Problem to solve:
Copy each line holding the string "электросети".

Record list:
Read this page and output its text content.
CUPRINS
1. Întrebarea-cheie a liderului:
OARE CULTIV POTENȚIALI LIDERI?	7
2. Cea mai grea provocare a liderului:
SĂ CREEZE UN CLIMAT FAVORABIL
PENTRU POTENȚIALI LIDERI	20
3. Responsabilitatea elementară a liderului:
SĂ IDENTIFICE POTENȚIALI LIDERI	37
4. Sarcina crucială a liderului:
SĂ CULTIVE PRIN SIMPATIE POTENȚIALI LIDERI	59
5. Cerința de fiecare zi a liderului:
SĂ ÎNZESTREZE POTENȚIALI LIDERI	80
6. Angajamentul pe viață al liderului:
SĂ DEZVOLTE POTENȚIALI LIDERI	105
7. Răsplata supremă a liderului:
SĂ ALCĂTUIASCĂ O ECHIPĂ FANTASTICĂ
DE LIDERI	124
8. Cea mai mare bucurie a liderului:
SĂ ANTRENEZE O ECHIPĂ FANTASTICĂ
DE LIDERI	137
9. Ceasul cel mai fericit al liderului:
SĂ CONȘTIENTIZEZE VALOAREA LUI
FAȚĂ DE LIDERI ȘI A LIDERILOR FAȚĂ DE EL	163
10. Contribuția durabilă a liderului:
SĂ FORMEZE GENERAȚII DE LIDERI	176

---

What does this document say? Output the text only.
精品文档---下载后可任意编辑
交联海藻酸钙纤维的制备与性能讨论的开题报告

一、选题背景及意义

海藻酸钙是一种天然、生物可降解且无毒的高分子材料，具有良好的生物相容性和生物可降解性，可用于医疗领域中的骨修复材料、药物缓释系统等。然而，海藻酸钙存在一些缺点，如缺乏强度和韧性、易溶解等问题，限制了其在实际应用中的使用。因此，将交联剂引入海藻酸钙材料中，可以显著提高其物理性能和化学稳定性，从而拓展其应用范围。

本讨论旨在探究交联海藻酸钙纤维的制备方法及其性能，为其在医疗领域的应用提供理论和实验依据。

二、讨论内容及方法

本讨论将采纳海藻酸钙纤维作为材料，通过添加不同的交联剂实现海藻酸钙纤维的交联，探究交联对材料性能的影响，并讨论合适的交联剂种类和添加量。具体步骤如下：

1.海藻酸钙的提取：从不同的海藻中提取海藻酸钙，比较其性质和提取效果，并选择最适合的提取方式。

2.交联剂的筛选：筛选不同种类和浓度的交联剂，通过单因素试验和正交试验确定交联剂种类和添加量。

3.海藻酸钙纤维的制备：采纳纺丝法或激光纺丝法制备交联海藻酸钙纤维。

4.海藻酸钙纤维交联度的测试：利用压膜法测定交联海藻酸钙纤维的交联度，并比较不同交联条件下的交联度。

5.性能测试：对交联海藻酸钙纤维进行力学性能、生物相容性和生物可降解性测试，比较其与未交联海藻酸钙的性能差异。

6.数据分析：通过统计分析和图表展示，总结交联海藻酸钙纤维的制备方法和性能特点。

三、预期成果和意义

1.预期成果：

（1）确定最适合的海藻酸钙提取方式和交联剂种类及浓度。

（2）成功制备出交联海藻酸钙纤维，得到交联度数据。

* * *

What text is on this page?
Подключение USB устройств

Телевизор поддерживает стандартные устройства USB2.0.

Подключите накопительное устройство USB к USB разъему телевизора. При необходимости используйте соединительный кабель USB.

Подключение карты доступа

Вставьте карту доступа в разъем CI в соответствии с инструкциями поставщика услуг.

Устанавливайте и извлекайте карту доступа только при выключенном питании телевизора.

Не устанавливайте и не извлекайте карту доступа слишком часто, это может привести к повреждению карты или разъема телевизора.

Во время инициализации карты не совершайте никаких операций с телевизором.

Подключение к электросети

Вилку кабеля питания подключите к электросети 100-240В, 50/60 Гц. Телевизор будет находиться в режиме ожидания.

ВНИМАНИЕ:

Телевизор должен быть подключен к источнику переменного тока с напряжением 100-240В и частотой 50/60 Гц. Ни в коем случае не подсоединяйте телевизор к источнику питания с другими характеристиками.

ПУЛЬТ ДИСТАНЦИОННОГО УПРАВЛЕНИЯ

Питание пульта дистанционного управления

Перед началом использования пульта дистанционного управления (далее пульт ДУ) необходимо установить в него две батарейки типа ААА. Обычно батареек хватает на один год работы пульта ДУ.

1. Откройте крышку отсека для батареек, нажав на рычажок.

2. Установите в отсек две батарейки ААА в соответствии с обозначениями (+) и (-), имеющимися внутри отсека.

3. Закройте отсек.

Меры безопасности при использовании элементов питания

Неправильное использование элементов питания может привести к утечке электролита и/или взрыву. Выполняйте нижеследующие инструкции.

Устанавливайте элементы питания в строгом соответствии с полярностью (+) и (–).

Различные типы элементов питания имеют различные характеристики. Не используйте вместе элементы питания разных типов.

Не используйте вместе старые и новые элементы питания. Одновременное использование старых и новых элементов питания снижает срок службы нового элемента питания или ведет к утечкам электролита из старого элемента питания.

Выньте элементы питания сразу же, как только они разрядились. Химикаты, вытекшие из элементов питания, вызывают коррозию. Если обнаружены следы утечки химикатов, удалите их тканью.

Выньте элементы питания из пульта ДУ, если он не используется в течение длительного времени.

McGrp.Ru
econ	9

Exercise response:
Подключение к электросети
Вилку кабеля питания подключите к электросети 100-240В, 50/60 Гц. Телевизор будет находиться в режиме ожидания.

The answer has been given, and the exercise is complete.